--- BEGIN RECORD EXTRACTS ---

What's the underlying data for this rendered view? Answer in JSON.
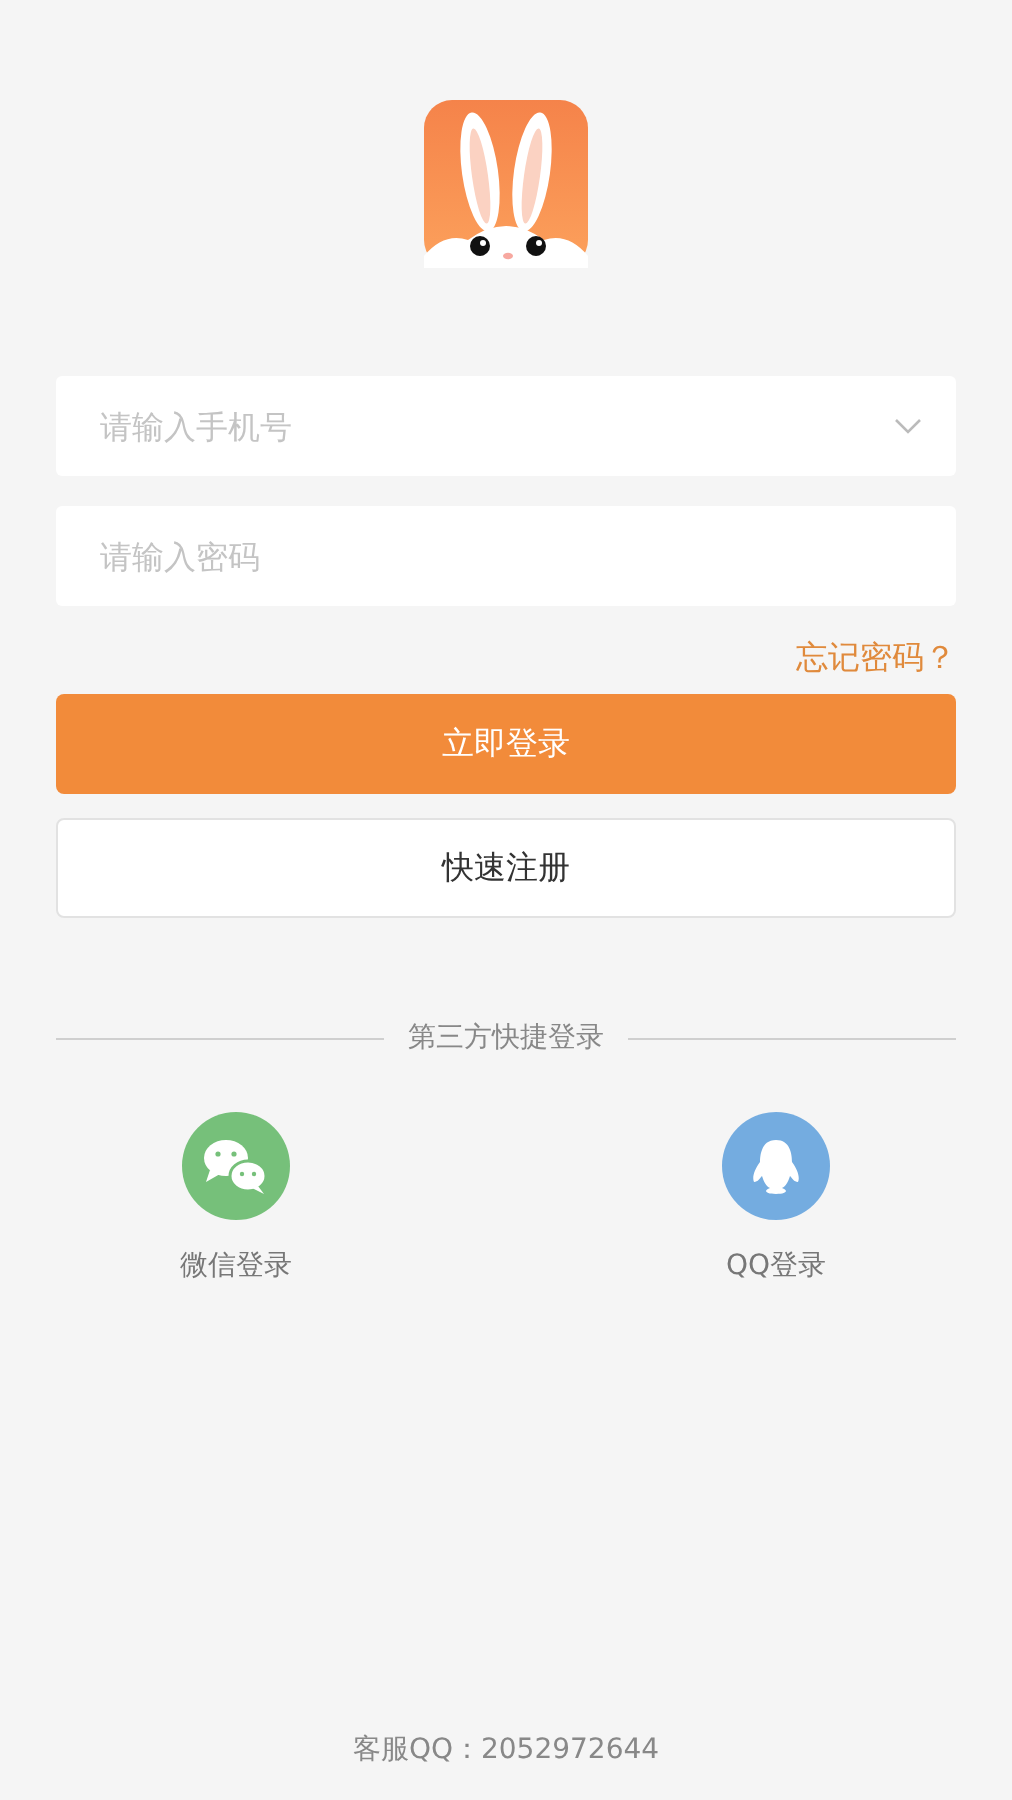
{
  "phone_field": {
    "placeholder": "请输入手机号"
  },
  "password_field": {
    "placeholder": "请输入密码"
  },
  "forgot_link": "忘记密码？",
  "login_button": "立即登录",
  "register_button": "快速注册",
  "third_party": {
    "title": "第三方快捷登录",
    "options": [
      {
        "kind": "wechat",
        "label": "微信登录"
      },
      {
        "kind": "qq",
        "label": "QQ登录"
      }
    ]
  },
  "footer": "客服QQ：2052972644"
}
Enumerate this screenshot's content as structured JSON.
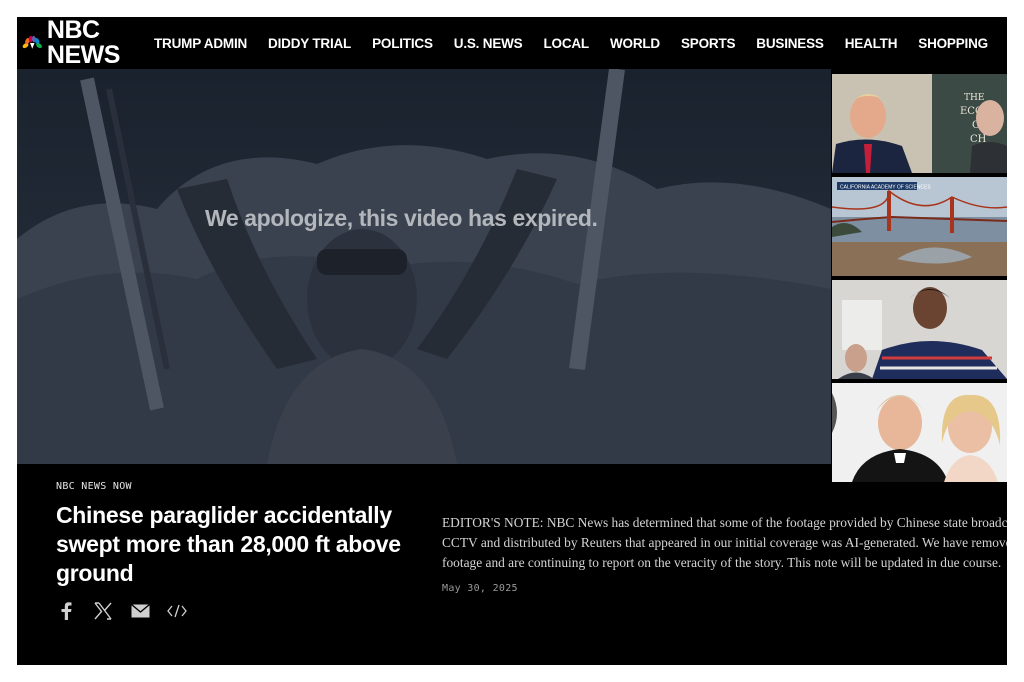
{
  "header": {
    "logo_text": "NBC NEWS",
    "nav": [
      "TRUMP ADMIN",
      "DIDDY TRIAL",
      "POLITICS",
      "U.S. NEWS",
      "LOCAL",
      "WORLD",
      "SPORTS",
      "BUSINESS",
      "HEALTH",
      "SHOPPING"
    ]
  },
  "video": {
    "expired_message": "We apologize, this video has expired."
  },
  "thumbnails": {
    "thumb1_sign": "THE ECO C CH",
    "thumb2_banner": "CALIFORNIA ACADEMY OF SCIENCES"
  },
  "story": {
    "eyebrow": "NBC NEWS NOW",
    "headline": "Chinese paraglider accidentally swept more than 28,000 ft above ground",
    "editors_note": "EDITOR'S NOTE: NBC News has determined that some of the footage provided by Chinese state broadcaster CCTV and distributed by Reuters that appeared in our initial coverage was AI-generated. We have removed that footage and are continuing to report on the veracity of the story. This note will be updated in due course.",
    "date": "May 30, 2025"
  },
  "share_icons": [
    "facebook-icon",
    "x-icon",
    "email-icon",
    "embed-icon"
  ],
  "colors": {
    "background": "#000000",
    "text": "#ffffff",
    "overlay_text": "#b3b6bb"
  }
}
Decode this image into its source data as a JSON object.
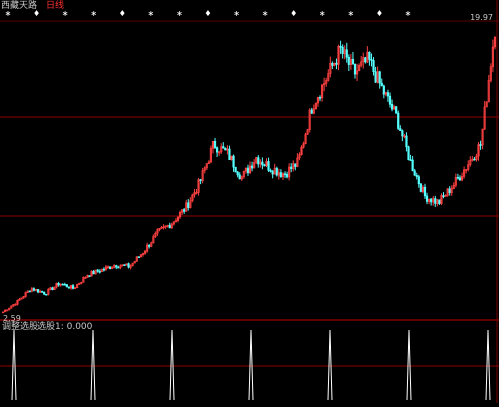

--- END RECORD EXTRACTS ---

TASK:
How many lines in these entries contain the string "Chinese"? State the number and nothing more.

FULL ANSWER:
2